### PROVIDED RECORDS

┄┄┄┄┄┄

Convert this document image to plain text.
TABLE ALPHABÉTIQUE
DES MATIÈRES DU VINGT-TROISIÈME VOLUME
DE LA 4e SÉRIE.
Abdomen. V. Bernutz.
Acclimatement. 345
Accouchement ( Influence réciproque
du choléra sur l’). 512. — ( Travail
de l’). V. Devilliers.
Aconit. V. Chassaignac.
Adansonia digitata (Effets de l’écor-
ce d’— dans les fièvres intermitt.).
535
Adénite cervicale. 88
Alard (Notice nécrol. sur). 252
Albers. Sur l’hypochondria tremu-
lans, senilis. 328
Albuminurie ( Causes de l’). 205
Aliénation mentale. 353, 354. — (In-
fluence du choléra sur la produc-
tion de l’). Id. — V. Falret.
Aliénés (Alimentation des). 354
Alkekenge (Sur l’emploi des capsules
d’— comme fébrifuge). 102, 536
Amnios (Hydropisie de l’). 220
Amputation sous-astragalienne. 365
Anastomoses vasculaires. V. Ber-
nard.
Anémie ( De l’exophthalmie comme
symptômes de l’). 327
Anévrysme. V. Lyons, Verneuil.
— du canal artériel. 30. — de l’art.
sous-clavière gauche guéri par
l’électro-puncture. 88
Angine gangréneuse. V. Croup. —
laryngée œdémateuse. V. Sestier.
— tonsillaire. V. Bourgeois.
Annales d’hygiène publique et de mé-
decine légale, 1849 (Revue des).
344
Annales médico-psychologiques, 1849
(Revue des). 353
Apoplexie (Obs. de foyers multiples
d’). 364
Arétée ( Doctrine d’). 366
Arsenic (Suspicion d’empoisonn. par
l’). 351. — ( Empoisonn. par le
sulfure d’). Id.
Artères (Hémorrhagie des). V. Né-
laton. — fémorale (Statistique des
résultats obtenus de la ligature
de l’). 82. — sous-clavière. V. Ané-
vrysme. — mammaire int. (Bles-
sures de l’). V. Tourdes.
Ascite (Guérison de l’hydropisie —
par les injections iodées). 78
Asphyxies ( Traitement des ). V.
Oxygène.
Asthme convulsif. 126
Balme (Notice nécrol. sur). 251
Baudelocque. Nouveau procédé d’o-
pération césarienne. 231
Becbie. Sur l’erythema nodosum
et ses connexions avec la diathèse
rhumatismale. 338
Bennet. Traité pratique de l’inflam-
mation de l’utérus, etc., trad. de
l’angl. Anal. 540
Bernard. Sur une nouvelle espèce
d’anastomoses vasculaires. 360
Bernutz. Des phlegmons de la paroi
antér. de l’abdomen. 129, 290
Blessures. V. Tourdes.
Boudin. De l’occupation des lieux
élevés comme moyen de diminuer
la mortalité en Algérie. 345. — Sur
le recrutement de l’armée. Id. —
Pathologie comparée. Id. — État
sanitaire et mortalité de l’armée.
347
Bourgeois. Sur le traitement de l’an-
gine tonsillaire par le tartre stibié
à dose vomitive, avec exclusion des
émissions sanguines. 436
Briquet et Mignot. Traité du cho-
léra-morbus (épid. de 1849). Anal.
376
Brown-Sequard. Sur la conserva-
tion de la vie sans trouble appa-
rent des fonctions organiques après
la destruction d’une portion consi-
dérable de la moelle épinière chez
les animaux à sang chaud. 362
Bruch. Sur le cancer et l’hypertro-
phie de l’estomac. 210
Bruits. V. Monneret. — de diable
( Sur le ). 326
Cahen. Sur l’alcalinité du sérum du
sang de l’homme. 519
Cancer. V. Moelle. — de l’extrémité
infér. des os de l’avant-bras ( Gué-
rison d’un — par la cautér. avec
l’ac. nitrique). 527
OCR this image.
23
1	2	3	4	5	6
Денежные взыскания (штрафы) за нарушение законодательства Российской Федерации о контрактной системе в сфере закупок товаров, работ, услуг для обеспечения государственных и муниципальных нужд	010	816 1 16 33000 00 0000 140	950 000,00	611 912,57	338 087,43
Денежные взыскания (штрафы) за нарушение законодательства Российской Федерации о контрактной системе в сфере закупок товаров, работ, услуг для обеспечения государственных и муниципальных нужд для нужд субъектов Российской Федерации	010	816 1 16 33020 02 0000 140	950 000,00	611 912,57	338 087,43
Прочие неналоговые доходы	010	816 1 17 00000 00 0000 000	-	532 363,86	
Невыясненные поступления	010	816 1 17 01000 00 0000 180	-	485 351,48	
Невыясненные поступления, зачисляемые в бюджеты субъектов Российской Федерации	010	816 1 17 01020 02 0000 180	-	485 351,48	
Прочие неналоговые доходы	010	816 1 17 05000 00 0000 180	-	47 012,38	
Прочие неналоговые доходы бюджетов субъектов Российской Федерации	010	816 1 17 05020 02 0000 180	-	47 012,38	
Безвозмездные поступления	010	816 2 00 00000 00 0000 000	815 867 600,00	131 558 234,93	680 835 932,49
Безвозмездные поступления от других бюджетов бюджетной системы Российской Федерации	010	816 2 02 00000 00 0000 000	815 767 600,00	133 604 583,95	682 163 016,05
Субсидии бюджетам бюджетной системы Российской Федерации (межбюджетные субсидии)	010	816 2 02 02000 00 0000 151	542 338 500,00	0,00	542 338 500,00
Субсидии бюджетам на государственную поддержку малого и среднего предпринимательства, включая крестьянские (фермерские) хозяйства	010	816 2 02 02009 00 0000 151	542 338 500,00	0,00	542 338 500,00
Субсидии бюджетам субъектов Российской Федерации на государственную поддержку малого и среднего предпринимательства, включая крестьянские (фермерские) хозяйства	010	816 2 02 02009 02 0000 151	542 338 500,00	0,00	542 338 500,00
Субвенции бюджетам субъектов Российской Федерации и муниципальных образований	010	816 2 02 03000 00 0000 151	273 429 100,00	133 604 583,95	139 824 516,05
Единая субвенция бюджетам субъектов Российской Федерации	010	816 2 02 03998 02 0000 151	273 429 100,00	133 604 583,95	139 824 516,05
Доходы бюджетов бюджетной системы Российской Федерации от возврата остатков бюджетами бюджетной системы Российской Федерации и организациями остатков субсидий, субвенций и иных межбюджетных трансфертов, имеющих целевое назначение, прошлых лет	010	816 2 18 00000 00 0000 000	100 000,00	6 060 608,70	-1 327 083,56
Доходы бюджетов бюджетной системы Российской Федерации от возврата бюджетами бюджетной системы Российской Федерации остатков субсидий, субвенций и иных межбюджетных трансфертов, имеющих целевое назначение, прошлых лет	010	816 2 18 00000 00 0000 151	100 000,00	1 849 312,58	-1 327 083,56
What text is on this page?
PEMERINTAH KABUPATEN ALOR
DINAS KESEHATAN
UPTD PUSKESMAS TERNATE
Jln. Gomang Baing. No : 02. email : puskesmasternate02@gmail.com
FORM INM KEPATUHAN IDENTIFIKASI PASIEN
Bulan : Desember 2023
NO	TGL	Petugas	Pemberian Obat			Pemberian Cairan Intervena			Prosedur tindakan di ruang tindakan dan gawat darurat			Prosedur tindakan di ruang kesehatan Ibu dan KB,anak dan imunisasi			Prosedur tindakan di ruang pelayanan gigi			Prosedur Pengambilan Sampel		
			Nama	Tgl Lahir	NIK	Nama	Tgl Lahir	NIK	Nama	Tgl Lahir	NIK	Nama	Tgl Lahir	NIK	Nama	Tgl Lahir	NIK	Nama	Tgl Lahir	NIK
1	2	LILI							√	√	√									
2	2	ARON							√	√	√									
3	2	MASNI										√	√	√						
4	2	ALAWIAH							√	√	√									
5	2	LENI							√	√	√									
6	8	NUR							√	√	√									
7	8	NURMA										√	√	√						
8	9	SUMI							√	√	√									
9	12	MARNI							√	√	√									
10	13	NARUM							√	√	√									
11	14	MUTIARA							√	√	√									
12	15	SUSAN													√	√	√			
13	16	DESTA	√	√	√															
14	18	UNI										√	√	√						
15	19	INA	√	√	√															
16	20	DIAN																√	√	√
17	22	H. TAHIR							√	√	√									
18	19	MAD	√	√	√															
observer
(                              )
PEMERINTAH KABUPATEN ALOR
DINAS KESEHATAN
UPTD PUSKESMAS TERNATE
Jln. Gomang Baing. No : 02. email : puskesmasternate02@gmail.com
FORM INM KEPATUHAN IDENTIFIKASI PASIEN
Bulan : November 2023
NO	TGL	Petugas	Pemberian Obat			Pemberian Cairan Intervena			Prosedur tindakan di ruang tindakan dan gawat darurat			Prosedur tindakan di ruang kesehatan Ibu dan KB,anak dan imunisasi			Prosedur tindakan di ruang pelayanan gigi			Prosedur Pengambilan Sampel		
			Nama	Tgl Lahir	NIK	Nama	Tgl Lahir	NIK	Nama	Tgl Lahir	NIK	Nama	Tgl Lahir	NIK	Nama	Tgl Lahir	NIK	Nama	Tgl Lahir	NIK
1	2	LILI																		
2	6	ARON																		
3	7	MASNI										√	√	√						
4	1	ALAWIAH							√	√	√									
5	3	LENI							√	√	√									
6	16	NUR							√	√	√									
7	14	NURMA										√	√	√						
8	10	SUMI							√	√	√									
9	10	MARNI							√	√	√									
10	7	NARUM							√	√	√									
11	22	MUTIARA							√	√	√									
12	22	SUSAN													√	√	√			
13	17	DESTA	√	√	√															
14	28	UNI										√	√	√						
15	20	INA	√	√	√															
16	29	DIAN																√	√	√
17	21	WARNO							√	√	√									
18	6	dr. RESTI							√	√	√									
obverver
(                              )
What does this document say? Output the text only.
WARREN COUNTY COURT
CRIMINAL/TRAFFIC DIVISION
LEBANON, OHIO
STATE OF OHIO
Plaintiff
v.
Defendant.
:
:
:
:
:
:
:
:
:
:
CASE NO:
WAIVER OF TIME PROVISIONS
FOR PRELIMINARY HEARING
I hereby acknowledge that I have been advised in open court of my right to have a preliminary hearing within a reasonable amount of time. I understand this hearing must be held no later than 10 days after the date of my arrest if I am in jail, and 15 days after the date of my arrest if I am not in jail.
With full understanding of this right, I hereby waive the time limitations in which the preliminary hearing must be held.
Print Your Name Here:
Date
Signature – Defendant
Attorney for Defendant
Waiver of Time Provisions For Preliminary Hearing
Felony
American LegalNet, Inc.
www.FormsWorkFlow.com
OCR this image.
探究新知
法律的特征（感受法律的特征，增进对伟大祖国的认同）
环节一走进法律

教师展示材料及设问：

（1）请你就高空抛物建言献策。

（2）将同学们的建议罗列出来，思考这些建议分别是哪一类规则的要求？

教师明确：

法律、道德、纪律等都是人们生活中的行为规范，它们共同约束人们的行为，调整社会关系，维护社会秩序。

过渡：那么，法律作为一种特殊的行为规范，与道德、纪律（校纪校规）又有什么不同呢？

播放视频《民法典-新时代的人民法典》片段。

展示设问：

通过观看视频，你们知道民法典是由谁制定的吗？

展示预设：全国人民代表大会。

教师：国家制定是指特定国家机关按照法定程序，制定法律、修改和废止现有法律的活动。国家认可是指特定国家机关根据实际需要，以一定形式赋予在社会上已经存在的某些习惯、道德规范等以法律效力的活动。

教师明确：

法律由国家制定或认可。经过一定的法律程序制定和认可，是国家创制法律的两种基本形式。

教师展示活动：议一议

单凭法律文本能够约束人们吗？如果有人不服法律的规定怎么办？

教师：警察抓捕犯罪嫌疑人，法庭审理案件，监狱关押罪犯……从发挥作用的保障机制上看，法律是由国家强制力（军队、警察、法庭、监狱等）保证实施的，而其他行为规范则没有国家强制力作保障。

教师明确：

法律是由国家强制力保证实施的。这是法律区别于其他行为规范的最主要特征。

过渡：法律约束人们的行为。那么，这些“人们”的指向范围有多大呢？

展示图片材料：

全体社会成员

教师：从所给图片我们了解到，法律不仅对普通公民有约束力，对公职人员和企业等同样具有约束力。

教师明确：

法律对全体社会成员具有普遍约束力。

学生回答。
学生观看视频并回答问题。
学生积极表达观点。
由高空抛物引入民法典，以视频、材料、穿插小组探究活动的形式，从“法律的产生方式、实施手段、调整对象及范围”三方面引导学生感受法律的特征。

┄┄┄┄┄┄

### PROBLEM STATEMENT
Give back exactly the lines from the line holding "What does this" through the last line of the listing, including both.

### IN RESPONSE
What does this document say? Output the text only.
WARREN COUNTY COURT
CRIMINAL/TRAFFIC DIVISION
LEBANON, OHIO
STATE OF OHIO
Plaintiff
v.
Defendant.
:
:
:
:
:
:
:
:
:
:
CASE NO:
WAIVER OF TIME PROVISIONS
FOR PRELIMINARY HEARING
I hereby acknowledge that I have been advised in open court of my right to have a preliminary hearing within a reasonable amount of time. I understand this hearing must be held no later than 10 days after the date of my arrest if I am in jail, and 15 days after the date of my arrest if I am not in jail.
With full understanding of this right, I hereby waive the time limitations in which the preliminary hearing must be held.
Print Your Name Here:
Date
Signature – Defendant
Attorney for Defendant
Waiver of Time Provisions For Preliminary Hearing
Felony
American LegalNet, Inc.
www.FormsWorkFlow.com
OCR this image.
探究新知
法律的特征（感受法律的特征，增进对伟大祖国的认同）
环节一走进法律

教师展示材料及设问：

（1）请你就高空抛物建言献策。

（2）将同学们的建议罗列出来，思考这些建议分别是哪一类规则的要求？

教师明确：

法律、道德、纪律等都是人们生活中的行为规范，它们共同约束人们的行为，调整社会关系，维护社会秩序。

过渡：那么，法律作为一种特殊的行为规范，与道德、纪律（校纪校规）又有什么不同呢？

播放视频《民法典-新时代的人民法典》片段。

展示设问：

通过观看视频，你们知道民法典是由谁制定的吗？

展示预设：全国人民代表大会。

教师：国家制定是指特定国家机关按照法定程序，制定法律、修改和废止现有法律的活动。国家认可是指特定国家机关根据实际需要，以一定形式赋予在社会上已经存在的某些习惯、道德规范等以法律效力的活动。

教师明确：

法律由国家制定或认可。经过一定的法律程序制定和认可，是国家创制法律的两种基本形式。

教师展示活动：议一议

单凭法律文本能够约束人们吗？如果有人不服法律的规定怎么办？

教师：警察抓捕犯罪嫌疑人，法庭审理案件，监狱关押罪犯……从发挥作用的保障机制上看，法律是由国家强制力（军队、警察、法庭、监狱等）保证实施的，而其他行为规范则没有国家强制力作保障。

教师明确：

法律是由国家强制力保证实施的。这是法律区别于其他行为规范的最主要特征。

过渡：法律约束人们的行为。那么，这些“人们”的指向范围有多大呢？

展示图片材料：

全体社会成员

教师：从所给图片我们了解到，法律不仅对普通公民有约束力，对公职人员和企业等同样具有约束力。

教师明确：

法律对全体社会成员具有普遍约束力。

学生回答。
学生观看视频并回答问题。
学生积极表达观点。
由高空抛物引入民法典，以视频、材料、穿插小组探究活动的形式，从“法律的产生方式、实施手段、调整对象及范围”三方面引导学生感受法律的特征。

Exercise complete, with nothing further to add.